• _Task statement_:
From the records below, copy every line that contains the word "JSON".
%%
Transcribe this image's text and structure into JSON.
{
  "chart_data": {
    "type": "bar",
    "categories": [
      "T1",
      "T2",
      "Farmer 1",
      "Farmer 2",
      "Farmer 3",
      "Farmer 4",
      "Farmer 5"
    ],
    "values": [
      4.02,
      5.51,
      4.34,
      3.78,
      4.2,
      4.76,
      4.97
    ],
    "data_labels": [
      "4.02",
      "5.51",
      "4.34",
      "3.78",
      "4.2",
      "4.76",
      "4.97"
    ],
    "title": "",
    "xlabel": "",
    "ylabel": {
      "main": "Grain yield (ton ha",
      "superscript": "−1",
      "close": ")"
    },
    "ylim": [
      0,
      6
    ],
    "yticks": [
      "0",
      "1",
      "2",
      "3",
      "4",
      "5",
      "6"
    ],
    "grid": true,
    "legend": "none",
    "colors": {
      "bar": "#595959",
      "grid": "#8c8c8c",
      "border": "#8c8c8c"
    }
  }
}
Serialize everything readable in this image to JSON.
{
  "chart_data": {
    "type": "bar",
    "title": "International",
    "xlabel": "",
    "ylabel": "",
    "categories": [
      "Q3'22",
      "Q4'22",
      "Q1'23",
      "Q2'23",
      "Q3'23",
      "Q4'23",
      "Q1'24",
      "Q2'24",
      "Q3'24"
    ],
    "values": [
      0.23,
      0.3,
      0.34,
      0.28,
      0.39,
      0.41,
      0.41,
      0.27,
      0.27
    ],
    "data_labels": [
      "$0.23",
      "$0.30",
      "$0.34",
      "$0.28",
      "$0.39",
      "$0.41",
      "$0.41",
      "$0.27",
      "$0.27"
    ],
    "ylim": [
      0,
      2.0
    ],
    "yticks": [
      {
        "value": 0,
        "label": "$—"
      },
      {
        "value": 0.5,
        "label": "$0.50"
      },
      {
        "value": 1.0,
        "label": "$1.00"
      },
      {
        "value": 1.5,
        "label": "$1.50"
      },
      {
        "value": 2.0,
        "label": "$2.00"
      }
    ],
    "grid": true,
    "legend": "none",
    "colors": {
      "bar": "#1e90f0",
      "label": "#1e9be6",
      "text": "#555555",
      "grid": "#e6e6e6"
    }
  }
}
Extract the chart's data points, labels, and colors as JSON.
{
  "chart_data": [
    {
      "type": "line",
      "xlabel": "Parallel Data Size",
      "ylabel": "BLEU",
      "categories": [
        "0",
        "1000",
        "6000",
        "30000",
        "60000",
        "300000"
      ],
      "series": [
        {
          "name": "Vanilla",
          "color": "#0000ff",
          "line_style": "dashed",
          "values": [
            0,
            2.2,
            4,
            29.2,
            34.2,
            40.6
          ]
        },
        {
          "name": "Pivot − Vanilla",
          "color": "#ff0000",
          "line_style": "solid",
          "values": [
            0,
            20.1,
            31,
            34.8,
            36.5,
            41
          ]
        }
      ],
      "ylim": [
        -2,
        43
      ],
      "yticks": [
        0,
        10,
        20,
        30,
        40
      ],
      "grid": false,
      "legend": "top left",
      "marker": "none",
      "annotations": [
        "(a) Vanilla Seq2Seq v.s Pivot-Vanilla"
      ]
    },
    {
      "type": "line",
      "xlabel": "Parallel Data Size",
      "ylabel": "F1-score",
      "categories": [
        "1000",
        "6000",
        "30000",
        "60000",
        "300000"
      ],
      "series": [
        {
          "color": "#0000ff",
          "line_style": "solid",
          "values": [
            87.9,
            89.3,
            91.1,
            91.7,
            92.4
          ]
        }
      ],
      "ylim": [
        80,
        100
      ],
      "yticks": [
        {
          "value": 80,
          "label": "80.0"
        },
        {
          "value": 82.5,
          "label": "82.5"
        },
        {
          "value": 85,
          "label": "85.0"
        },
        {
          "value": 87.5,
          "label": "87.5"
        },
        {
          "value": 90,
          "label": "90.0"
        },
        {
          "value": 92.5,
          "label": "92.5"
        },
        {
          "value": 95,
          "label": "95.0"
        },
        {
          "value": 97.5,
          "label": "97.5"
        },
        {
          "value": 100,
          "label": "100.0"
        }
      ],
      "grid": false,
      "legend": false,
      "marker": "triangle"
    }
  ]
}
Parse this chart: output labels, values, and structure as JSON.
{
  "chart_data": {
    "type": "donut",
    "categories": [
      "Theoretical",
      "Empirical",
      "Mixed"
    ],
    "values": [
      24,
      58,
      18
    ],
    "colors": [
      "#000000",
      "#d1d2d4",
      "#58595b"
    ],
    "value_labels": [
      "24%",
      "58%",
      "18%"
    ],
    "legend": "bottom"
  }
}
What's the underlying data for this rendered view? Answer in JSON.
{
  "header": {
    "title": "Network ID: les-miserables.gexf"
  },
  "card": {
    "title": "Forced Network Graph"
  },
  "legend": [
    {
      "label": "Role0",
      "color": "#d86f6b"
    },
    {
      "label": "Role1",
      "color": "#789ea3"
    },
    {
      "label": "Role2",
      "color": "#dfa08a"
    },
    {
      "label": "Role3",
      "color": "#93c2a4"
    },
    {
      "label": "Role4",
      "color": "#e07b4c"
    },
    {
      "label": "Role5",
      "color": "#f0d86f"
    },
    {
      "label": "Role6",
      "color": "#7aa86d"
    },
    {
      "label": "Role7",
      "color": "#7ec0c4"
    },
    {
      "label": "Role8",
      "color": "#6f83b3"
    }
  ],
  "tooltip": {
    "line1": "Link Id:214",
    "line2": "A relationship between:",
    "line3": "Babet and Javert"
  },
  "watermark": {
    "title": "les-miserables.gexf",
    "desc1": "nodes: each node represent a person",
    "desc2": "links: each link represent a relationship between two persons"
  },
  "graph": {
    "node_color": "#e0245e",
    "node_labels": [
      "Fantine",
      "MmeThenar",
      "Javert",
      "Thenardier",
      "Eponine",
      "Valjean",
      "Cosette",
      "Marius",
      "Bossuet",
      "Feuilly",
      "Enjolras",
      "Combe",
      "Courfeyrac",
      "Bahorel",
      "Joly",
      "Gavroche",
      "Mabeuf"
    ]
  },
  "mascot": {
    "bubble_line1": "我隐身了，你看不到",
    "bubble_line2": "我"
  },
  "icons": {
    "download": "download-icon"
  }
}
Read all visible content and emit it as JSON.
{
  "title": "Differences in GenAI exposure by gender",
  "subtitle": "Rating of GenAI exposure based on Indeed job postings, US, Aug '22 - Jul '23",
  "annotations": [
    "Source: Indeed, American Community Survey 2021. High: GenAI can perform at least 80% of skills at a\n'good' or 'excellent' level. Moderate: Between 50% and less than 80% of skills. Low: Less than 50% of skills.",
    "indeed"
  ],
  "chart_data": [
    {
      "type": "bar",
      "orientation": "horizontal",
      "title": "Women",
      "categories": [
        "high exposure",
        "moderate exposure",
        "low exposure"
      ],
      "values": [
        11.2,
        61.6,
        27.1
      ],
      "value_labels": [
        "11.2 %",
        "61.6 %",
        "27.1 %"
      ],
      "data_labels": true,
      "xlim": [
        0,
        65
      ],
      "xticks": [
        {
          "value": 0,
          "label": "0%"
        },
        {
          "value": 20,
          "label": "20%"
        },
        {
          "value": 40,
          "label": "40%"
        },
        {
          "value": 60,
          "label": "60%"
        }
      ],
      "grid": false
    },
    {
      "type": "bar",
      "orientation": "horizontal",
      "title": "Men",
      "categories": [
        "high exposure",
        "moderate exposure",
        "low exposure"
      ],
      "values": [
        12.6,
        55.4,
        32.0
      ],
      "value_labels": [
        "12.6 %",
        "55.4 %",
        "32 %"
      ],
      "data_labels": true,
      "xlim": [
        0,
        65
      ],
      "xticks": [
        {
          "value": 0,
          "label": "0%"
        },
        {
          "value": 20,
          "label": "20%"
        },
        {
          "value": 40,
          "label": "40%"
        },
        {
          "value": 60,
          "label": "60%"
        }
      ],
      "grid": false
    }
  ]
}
%%
• _Answer below_:
Transcribe this image's text and structure into JSON.
Serialize everything readable in this image to JSON.
Extract the chart's data points, labels, and colors as JSON.
Parse this chart: output labels, values, and structure as JSON.
What's the underlying data for this rendered view? Answer in JSON.
Read all visible content and emit it as JSON.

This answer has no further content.